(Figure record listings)
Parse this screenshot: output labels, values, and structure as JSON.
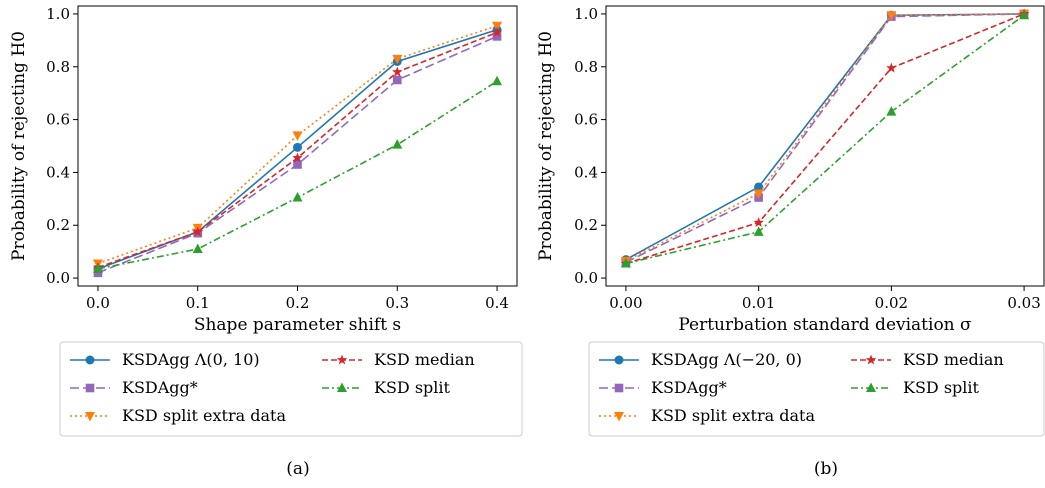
{
  "chart_data": [
    {
      "type": "line",
      "panel_label": "(a)",
      "xlabel": "Shape parameter shift s",
      "ylabel": "Probability of rejecting H0",
      "x": [
        0.0,
        0.1,
        0.2,
        0.3,
        0.4
      ],
      "x_tick_labels": [
        "0.0",
        "0.1",
        "0.2",
        "0.3",
        "0.4"
      ],
      "y_tick_labels": [
        "0.0",
        "0.2",
        "0.4",
        "0.6",
        "0.8",
        "1.0"
      ],
      "xlim": [
        -0.02,
        0.42
      ],
      "ylim": [
        -0.03,
        1.03
      ],
      "grid": false,
      "legend_position": "below",
      "series": [
        {
          "name": "KSDAgg Λ(0, 10)",
          "color": "#1f77b4",
          "marker": "circle",
          "dash": "solid",
          "values": [
            0.035,
            0.175,
            0.495,
            0.82,
            0.94
          ]
        },
        {
          "name": "KSDAgg*",
          "color": "#9467bd",
          "marker": "square",
          "dash": "longdash",
          "values": [
            0.02,
            0.17,
            0.43,
            0.75,
            0.915
          ]
        },
        {
          "name": "KSD split extra data",
          "color": "#ff7f0e",
          "marker": "triangle-down",
          "dash": "dotted",
          "values": [
            0.055,
            0.19,
            0.54,
            0.83,
            0.955
          ]
        },
        {
          "name": "KSD median",
          "color": "#d62728",
          "marker": "star",
          "dash": "dashed",
          "values": [
            0.04,
            0.175,
            0.455,
            0.78,
            0.93
          ]
        },
        {
          "name": "KSD split",
          "color": "#2ca02c",
          "marker": "triangle-up",
          "dash": "dashdot",
          "values": [
            0.035,
            0.11,
            0.305,
            0.505,
            0.745
          ]
        }
      ]
    },
    {
      "type": "line",
      "panel_label": "(b)",
      "xlabel": "Perturbation standard deviation σ",
      "ylabel": "Probability of rejecting H0",
      "x": [
        0.0,
        0.01,
        0.02,
        0.03
      ],
      "x_tick_labels": [
        "0.00",
        "0.01",
        "0.02",
        "0.03"
      ],
      "y_tick_labels": [
        "0.0",
        "0.2",
        "0.4",
        "0.6",
        "0.8",
        "1.0"
      ],
      "xlim": [
        -0.0015,
        0.0315
      ],
      "ylim": [
        -0.03,
        1.03
      ],
      "grid": false,
      "legend_position": "below",
      "series": [
        {
          "name": "KSDAgg Λ(−20, 0)",
          "color": "#1f77b4",
          "marker": "circle",
          "dash": "solid",
          "values": [
            0.07,
            0.345,
            0.995,
            1.0
          ]
        },
        {
          "name": "KSDAgg*",
          "color": "#9467bd",
          "marker": "square",
          "dash": "longdash",
          "values": [
            0.06,
            0.305,
            0.99,
            1.0
          ]
        },
        {
          "name": "KSD split extra data",
          "color": "#ff7f0e",
          "marker": "triangle-down",
          "dash": "dotted",
          "values": [
            0.065,
            0.32,
            0.995,
            1.0
          ]
        },
        {
          "name": "KSD median",
          "color": "#d62728",
          "marker": "star",
          "dash": "dashed",
          "values": [
            0.055,
            0.21,
            0.795,
            1.0
          ]
        },
        {
          "name": "KSD split",
          "color": "#2ca02c",
          "marker": "triangle-up",
          "dash": "dashdot",
          "values": [
            0.055,
            0.175,
            0.63,
            0.995
          ]
        }
      ]
    }
  ]
}
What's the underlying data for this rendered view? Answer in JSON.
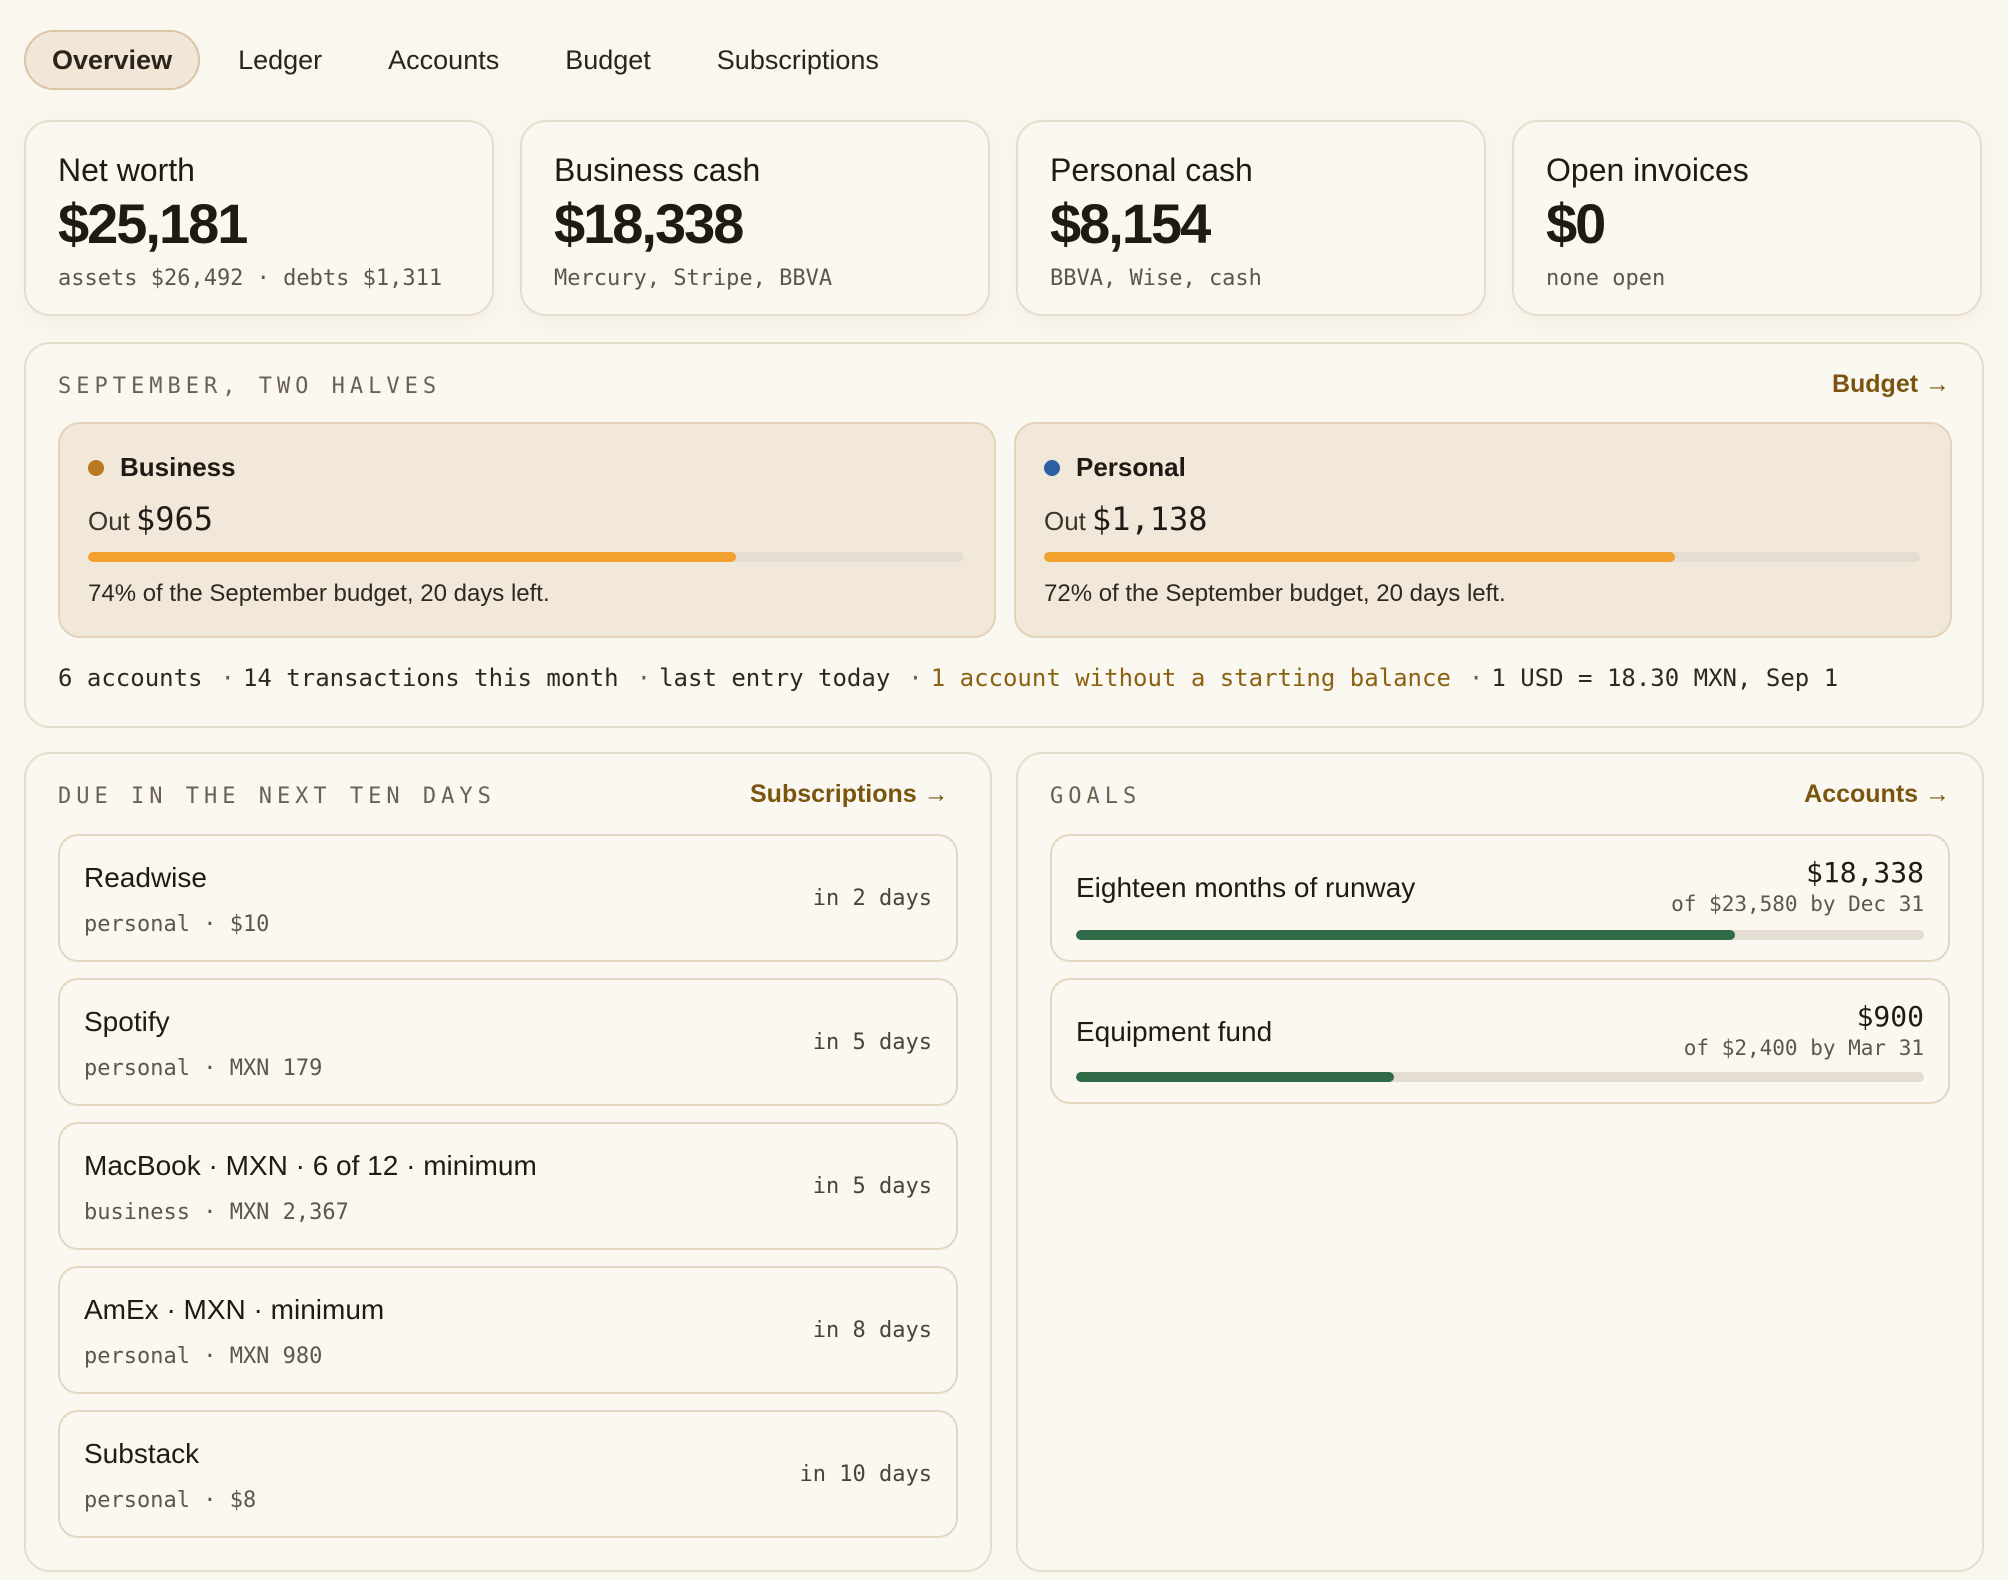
{
  "tabs": [
    {
      "label": "Overview",
      "active": true
    },
    {
      "label": "Ledger"
    },
    {
      "label": "Accounts"
    },
    {
      "label": "Budget"
    },
    {
      "label": "Subscriptions"
    }
  ],
  "stats": [
    {
      "label": "Net worth",
      "value": "$25,181",
      "sub": "assets $26,492 · debts $1,311"
    },
    {
      "label": "Business cash",
      "value": "$18,338",
      "sub": "Mercury, Stripe, BBVA"
    },
    {
      "label": "Personal cash",
      "value": "$8,154",
      "sub": "BBVA, Wise, cash"
    },
    {
      "label": "Open invoices",
      "value": "$0",
      "sub": "none open"
    }
  ],
  "september": {
    "title": "SEPTEMBER, TWO HALVES",
    "link": "Budget →",
    "halves": [
      {
        "name": "Business",
        "out_label": "Out",
        "out": "$965",
        "progress": 0.74,
        "note": "74% of the September budget, 20 days left.",
        "dot_color": "#b7791f",
        "bar_color": "#f2a12e"
      },
      {
        "name": "Personal",
        "out_label": "Out",
        "out": "$1,138",
        "progress": 0.72,
        "note": "72% of the September budget, 20 days left.",
        "dot_color": "#2e5fa6",
        "bar_color": "#f2a12e"
      }
    ],
    "meta": {
      "accounts": "6 accounts",
      "transactions": "14 transactions this month",
      "last_entry": "last entry today",
      "warning": "1 account without a starting balance",
      "fx": "1 USD = 18.30 MXN, Sep 1",
      "separator": "·"
    }
  },
  "due": {
    "title": "DUE IN THE NEXT TEN DAYS",
    "link": "Subscriptions →",
    "items": [
      {
        "title": "Readwise",
        "sub": "personal · $10",
        "when": "in 2 days"
      },
      {
        "title": "Spotify",
        "sub": "personal · MXN 179",
        "when": "in 5 days"
      },
      {
        "title": "MacBook · MXN · 6 of 12 · minimum",
        "sub": "business · MXN 2,367",
        "when": "in 5 days"
      },
      {
        "title": "AmEx · MXN · minimum",
        "sub": "personal · MXN 980",
        "when": "in 8 days"
      },
      {
        "title": "Substack",
        "sub": "personal · $8",
        "when": "in 10 days"
      }
    ]
  },
  "goals": {
    "title": "GOALS",
    "link": "Accounts →",
    "bar_color": "#2f6b47",
    "items": [
      {
        "name": "Eighteen months of runway",
        "amount": "$18,338",
        "target": "of $23,580 by Dec 31",
        "progress": 0.7777
      },
      {
        "name": "Equipment fund",
        "amount": "$900",
        "target": "of $2,400 by Mar 31",
        "progress": 0.375
      }
    ]
  }
}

▶ **Written task**: Reproduce the material above in full and without alteration, but skip all pictures.

▶ **Written answer**:
Parse this screenshot: output labels, values, and structure as JSON.
{
  "chart_data": [
    {
      "type": "line",
      "panel_label": "(a)",
      "xlabel": "Shape parameter shift s",
      "ylabel": "Probability of rejecting H0",
      "x": [
        0.0,
        0.1,
        0.2,
        0.3,
        0.4
      ],
      "x_tick_labels": [
        "0.0",
        "0.1",
        "0.2",
        "0.3",
        "0.4"
      ],
      "y_tick_labels": [
        "0.0",
        "0.2",
        "0.4",
        "0.6",
        "0.8",
        "1.0"
      ],
      "xlim": [
        -0.02,
        0.42
      ],
      "ylim": [
        -0.03,
        1.03
      ],
      "grid": false,
      "legend_position": "below",
      "series": [
        {
          "name": "KSDAgg Λ(0, 10)",
          "color": "#1f77b4",
          "marker": "circle",
          "dash": "solid",
          "values": [
            0.035,
            0.175,
            0.495,
            0.82,
            0.94
          ]
        },
        {
          "name": "KSDAgg*",
          "color": "#9467bd",
          "marker": "square",
          "dash": "longdash",
          "values": [
            0.02,
            0.17,
            0.43,
            0.75,
            0.915
          ]
        },
        {
          "name": "KSD split extra data",
          "color": "#ff7f0e",
          "marker": "triangle-down",
          "dash": "dotted",
          "values": [
            0.055,
            0.19,
            0.54,
            0.83,
            0.955
          ]
        },
        {
          "name": "KSD median",
          "color": "#d62728",
          "marker": "star",
          "dash": "dashed",
          "values": [
            0.04,
            0.175,
            0.455,
            0.78,
            0.93
          ]
        },
        {
          "name": "KSD split",
          "color": "#2ca02c",
          "marker": "triangle-up",
          "dash": "dashdot",
          "values": [
            0.035,
            0.11,
            0.305,
            0.505,
            0.745
          ]
        }
      ]
    },
    {
      "type": "line",
      "panel_label": "(b)",
      "xlabel": "Perturbation standard deviation σ",
      "ylabel": "Probability of rejecting H0",
      "x": [
        0.0,
        0.01,
        0.02,
        0.03
      ],
      "x_tick_labels": [
        "0.00",
        "0.01",
        "0.02",
        "0.03"
      ],
      "y_tick_labels": [
        "0.0",
        "0.2",
        "0.4",
        "0.6",
        "0.8",
        "1.0"
      ],
      "xlim": [
        -0.0015,
        0.0315
      ],
      "ylim": [
        -0.03,
        1.03
      ],
      "grid": false,
      "legend_position": "below",
      "series": [
        {
          "name": "KSDAgg Λ(−20, 0)",
          "color": "#1f77b4",
          "marker": "circle",
          "dash": "solid",
          "values": [
            0.07,
            0.345,
            0.995,
            1.0
          ]
        },
        {
          "name": "KSDAgg*",
          "color": "#9467bd",
          "marker": "square",
          "dash": "longdash",
          "values": [
            0.06,
            0.305,
            0.99,
            1.0
          ]
        },
        {
          "name": "KSD split extra data",
          "color": "#ff7f0e",
          "marker": "triangle-down",
          "dash": "dotted",
          "values": [
            0.065,
            0.32,
            0.995,
            1.0
          ]
        },
        {
          "name": "KSD median",
          "color": "#d62728",
          "marker": "star",
          "dash": "dashed",
          "values": [
            0.055,
            0.21,
            0.795,
            1.0
          ]
        },
        {
          "name": "KSD split",
          "color": "#2ca02c",
          "marker": "triangle-up",
          "dash": "dashdot",
          "values": [
            0.055,
            0.175,
            0.63,
            0.995
          ]
        }
      ]
    }
  ]
}
What's the underlying data for this rendered view? Answer in JSON.
{
  "tabs": [
    {
      "label": "Overview",
      "active": true
    },
    {
      "label": "Ledger"
    },
    {
      "label": "Accounts"
    },
    {
      "label": "Budget"
    },
    {
      "label": "Subscriptions"
    }
  ],
  "stats": [
    {
      "label": "Net worth",
      "value": "$25,181",
      "sub": "assets $26,492 · debts $1,311"
    },
    {
      "label": "Business cash",
      "value": "$18,338",
      "sub": "Mercury, Stripe, BBVA"
    },
    {
      "label": "Personal cash",
      "value": "$8,154",
      "sub": "BBVA, Wise, cash"
    },
    {
      "label": "Open invoices",
      "value": "$0",
      "sub": "none open"
    }
  ],
  "september": {
    "title": "SEPTEMBER, TWO HALVES",
    "link": "Budget →",
    "halves": [
      {
        "name": "Business",
        "out_label": "Out",
        "out": "$965",
        "progress": 0.74,
        "note": "74% of the September budget, 20 days left.",
        "dot_color": "#b7791f",
        "bar_color": "#f2a12e"
      },
      {
        "name": "Personal",
        "out_label": "Out",
        "out": "$1,138",
        "progress": 0.72,
        "note": "72% of the September budget, 20 days left.",
        "dot_color": "#2e5fa6",
        "bar_color": "#f2a12e"
      }
    ],
    "meta": {
      "accounts": "6 accounts",
      "transactions": "14 transactions this month",
      "last_entry": "last entry today",
      "warning": "1 account without a starting balance",
      "fx": "1 USD = 18.30 MXN, Sep 1",
      "separator": "·"
    }
  },
  "due": {
    "title": "DUE IN THE NEXT TEN DAYS",
    "link": "Subscriptions →",
    "items": [
      {
        "title": "Readwise",
        "sub": "personal · $10",
        "when": "in 2 days"
      },
      {
        "title": "Spotify",
        "sub": "personal · MXN 179",
        "when": "in 5 days"
      },
      {
        "title": "MacBook · MXN · 6 of 12 · minimum",
        "sub": "business · MXN 2,367",
        "when": "in 5 days"
      },
      {
        "title": "AmEx · MXN · minimum",
        "sub": "personal · MXN 980",
        "when": "in 8 days"
      },
      {
        "title": "Substack",
        "sub": "personal · $8",
        "when": "in 10 days"
      }
    ]
  },
  "goals": {
    "title": "GOALS",
    "link": "Accounts →",
    "bar_color": "#2f6b47",
    "items": [
      {
        "name": "Eighteen months of runway",
        "amount": "$18,338",
        "target": "of $23,580 by Dec 31",
        "progress": 0.7777
      },
      {
        "name": "Equipment fund",
        "amount": "$900",
        "target": "of $2,400 by Mar 31",
        "progress": 0.375
      }
    ]
  }
}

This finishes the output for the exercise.